§ **Written request**
Say the number of lines containing the string "kind", and say nothing else.

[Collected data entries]
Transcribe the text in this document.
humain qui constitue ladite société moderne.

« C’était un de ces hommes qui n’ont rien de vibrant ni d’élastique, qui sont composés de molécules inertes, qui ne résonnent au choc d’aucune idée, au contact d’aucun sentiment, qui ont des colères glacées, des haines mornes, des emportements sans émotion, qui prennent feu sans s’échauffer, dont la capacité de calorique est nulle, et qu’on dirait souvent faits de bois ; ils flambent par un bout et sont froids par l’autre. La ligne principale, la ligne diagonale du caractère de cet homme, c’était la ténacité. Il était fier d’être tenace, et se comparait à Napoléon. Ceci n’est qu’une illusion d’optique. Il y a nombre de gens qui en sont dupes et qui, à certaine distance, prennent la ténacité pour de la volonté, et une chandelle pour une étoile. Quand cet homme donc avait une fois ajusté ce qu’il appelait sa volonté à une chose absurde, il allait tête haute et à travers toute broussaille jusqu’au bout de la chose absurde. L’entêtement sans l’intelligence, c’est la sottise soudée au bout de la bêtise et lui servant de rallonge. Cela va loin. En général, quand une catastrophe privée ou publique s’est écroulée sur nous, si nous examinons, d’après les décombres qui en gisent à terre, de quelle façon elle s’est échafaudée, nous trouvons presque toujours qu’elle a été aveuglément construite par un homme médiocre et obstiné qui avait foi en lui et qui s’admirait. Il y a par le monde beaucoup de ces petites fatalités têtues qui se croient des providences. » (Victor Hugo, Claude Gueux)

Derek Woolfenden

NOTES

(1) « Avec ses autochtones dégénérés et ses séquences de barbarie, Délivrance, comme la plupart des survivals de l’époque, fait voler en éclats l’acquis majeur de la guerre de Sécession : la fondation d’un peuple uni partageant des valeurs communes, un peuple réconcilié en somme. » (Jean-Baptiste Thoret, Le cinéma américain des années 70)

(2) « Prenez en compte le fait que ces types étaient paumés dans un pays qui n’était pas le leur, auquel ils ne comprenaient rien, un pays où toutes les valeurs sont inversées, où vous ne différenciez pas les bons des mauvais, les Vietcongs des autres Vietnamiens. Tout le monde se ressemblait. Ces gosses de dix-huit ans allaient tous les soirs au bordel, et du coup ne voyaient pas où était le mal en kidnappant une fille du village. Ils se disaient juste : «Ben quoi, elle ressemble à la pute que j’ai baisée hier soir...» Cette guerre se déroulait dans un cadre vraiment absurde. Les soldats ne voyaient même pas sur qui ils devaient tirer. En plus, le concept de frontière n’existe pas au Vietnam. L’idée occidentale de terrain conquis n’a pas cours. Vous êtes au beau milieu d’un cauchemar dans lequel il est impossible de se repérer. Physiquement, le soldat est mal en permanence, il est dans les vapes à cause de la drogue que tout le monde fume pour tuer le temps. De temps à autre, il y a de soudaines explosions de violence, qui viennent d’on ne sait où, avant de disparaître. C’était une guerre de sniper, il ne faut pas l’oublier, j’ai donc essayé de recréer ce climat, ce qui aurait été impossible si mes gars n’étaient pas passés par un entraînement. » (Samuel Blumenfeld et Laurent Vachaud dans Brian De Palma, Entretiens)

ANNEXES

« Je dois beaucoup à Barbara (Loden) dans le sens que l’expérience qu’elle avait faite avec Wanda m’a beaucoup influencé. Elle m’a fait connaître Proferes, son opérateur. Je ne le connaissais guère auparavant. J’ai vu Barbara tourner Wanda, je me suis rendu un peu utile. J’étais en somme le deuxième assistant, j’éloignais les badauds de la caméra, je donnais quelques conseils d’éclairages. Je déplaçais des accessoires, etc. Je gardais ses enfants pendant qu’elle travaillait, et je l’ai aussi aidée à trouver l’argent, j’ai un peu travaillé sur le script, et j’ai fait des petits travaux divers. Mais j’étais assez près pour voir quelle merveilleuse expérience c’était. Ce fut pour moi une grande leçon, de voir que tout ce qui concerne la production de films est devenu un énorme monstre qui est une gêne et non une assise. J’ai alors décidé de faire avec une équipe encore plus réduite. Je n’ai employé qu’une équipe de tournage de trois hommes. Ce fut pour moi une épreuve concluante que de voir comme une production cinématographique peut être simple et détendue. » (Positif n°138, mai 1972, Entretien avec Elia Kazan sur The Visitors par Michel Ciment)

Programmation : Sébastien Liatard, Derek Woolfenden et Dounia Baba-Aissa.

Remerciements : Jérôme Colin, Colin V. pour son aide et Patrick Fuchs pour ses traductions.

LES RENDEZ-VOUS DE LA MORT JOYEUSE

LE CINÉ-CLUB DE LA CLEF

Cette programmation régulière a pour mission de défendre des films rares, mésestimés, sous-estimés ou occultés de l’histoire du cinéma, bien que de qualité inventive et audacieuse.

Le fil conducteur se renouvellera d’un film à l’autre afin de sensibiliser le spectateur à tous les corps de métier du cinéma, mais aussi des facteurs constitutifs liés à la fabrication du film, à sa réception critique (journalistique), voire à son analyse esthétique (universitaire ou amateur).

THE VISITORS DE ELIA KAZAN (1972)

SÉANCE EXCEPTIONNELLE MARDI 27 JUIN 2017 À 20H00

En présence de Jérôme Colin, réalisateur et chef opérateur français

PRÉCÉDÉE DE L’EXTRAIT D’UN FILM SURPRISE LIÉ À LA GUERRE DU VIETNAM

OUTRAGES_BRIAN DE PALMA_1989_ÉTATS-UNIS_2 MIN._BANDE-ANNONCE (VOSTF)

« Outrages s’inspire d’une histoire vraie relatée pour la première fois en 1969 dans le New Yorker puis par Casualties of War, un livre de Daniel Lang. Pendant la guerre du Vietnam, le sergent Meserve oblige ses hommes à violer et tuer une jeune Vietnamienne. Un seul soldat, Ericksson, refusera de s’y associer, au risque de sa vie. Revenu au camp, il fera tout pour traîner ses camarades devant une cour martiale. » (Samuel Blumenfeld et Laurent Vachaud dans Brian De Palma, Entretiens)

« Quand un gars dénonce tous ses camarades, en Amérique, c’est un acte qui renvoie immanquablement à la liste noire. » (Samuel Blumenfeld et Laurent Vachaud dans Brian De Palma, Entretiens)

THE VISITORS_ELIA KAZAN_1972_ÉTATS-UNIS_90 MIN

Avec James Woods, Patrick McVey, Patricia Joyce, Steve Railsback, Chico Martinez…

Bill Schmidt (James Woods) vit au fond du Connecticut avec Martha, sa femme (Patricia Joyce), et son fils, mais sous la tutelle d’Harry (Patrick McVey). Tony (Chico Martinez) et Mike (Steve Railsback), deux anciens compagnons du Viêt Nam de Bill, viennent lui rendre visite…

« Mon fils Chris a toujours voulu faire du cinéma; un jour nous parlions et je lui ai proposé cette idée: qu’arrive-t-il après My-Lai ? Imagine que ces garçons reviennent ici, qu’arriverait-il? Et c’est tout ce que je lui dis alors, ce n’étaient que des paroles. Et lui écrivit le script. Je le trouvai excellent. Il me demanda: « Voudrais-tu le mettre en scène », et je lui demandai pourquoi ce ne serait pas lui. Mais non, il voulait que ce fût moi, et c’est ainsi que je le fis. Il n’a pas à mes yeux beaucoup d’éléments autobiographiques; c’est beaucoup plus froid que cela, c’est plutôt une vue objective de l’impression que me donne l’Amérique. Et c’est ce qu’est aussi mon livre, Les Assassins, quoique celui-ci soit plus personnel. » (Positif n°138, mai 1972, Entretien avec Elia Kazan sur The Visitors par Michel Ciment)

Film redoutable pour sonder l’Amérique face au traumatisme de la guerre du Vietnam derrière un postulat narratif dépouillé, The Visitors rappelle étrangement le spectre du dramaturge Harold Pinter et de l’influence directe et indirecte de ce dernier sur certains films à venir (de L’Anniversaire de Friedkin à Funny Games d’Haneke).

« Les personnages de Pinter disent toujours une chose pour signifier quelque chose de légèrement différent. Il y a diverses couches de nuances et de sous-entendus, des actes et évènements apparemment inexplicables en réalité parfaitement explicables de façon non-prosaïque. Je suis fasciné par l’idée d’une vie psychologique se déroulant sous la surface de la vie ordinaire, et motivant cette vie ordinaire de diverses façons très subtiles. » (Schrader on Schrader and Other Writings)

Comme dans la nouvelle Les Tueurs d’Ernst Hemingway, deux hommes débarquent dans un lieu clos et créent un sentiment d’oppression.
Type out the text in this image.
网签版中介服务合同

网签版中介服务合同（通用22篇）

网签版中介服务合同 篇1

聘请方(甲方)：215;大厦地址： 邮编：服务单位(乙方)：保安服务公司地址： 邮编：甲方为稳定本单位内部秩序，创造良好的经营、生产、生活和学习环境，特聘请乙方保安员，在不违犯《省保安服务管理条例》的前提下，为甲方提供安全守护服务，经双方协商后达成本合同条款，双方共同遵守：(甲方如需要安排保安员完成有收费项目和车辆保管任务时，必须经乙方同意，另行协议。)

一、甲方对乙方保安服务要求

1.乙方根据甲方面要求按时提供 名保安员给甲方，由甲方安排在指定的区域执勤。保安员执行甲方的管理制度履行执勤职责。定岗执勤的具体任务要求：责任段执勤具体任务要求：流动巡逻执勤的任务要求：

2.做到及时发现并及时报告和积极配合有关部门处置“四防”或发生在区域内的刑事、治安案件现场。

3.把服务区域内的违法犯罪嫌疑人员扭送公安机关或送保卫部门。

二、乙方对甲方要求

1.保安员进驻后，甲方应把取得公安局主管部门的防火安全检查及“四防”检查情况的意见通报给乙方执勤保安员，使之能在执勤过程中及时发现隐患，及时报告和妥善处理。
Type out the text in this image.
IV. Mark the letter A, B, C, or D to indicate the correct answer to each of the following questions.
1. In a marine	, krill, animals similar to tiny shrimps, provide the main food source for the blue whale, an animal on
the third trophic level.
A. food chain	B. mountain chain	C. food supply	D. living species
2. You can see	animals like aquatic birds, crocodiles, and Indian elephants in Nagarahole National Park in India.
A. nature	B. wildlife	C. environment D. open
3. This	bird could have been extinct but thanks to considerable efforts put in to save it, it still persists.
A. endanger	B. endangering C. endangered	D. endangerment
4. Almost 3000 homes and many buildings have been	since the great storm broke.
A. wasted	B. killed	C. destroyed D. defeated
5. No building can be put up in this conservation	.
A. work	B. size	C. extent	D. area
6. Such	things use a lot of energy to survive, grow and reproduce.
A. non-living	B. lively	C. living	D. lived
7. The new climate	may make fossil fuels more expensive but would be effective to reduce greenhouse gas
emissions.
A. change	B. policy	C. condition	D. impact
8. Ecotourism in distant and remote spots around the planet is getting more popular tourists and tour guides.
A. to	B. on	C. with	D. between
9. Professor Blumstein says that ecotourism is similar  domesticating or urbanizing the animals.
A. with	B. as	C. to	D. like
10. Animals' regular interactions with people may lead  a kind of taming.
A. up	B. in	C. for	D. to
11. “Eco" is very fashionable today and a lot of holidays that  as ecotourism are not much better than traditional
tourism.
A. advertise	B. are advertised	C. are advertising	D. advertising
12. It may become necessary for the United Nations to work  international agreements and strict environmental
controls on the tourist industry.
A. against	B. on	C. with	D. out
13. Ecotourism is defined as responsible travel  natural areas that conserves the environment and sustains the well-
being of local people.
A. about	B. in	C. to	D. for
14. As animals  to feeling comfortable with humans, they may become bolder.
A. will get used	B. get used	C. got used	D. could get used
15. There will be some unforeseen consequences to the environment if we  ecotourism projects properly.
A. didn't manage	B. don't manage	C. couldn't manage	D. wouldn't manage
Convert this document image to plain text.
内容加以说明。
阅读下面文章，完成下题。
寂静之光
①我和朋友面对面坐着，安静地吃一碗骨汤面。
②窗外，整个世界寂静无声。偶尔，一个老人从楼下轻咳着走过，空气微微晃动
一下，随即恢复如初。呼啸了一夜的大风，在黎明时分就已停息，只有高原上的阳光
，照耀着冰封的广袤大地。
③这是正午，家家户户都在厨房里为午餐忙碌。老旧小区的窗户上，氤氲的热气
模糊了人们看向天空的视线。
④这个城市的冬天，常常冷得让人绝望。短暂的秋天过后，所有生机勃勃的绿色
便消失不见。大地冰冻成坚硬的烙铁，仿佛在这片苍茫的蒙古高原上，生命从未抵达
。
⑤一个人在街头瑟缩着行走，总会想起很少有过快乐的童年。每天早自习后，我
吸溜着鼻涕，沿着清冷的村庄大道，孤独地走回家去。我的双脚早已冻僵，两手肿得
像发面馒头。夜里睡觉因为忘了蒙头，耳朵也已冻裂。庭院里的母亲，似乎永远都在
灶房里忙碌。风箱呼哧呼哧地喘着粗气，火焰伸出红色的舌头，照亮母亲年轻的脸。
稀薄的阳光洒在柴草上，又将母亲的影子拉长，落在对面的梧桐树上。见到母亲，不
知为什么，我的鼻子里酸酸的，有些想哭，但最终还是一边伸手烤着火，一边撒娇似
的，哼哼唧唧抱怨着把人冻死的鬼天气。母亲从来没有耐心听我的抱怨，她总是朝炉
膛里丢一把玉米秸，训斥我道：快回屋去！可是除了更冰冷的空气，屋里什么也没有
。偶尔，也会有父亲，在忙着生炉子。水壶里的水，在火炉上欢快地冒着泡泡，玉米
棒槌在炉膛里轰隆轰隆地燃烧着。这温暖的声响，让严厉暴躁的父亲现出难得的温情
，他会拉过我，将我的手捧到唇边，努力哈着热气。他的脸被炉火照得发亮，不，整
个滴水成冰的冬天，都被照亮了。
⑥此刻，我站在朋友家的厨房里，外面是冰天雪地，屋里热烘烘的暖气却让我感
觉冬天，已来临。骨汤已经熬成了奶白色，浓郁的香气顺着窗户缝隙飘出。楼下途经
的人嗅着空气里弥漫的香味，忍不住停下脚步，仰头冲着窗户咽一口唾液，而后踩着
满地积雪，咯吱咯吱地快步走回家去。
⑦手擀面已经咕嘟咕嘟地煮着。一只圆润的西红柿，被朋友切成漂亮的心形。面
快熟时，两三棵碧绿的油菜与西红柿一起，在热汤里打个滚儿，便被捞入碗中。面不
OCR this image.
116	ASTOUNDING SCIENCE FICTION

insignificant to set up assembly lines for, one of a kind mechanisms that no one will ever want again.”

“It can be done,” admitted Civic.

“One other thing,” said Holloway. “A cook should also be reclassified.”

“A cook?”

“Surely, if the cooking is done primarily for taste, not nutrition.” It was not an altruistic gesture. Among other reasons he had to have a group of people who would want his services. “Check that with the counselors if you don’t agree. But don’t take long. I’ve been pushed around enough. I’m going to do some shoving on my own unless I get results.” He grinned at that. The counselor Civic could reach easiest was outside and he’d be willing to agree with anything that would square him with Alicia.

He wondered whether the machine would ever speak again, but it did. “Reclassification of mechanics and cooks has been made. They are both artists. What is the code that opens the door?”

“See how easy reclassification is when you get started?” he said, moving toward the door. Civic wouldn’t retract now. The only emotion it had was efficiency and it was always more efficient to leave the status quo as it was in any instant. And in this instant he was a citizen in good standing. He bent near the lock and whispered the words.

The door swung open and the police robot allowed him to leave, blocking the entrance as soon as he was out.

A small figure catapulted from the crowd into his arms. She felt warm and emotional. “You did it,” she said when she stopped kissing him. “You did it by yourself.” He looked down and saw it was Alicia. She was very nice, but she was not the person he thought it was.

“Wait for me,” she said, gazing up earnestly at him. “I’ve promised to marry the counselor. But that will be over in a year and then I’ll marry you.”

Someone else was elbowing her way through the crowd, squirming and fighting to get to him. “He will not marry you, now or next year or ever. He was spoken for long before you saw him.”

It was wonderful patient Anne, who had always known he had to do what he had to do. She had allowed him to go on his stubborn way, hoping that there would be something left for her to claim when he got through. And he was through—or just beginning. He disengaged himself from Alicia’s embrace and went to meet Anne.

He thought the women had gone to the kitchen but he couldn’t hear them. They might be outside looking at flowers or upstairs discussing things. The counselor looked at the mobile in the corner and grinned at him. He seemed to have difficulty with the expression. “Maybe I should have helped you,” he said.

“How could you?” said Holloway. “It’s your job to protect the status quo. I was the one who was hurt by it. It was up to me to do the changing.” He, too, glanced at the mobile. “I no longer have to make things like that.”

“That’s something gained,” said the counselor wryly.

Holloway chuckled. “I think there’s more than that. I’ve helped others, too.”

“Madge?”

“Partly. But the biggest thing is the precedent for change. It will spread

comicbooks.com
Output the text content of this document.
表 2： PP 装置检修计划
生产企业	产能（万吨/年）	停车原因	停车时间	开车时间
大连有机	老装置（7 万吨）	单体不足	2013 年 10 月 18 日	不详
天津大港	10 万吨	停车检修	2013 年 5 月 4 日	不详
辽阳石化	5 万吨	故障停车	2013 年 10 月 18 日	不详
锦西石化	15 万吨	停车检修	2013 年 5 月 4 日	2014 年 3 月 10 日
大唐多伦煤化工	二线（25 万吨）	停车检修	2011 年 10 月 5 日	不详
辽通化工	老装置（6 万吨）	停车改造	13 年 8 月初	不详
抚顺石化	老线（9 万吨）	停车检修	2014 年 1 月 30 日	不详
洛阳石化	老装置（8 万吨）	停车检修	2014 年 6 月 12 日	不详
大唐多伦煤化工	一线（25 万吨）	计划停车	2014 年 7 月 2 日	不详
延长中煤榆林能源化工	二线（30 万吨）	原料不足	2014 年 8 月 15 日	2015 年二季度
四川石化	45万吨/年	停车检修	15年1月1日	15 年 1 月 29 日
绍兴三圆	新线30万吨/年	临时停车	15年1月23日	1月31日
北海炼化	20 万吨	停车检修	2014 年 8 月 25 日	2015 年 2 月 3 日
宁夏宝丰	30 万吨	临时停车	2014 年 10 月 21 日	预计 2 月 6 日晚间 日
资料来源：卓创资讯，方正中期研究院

§ **Task result**
2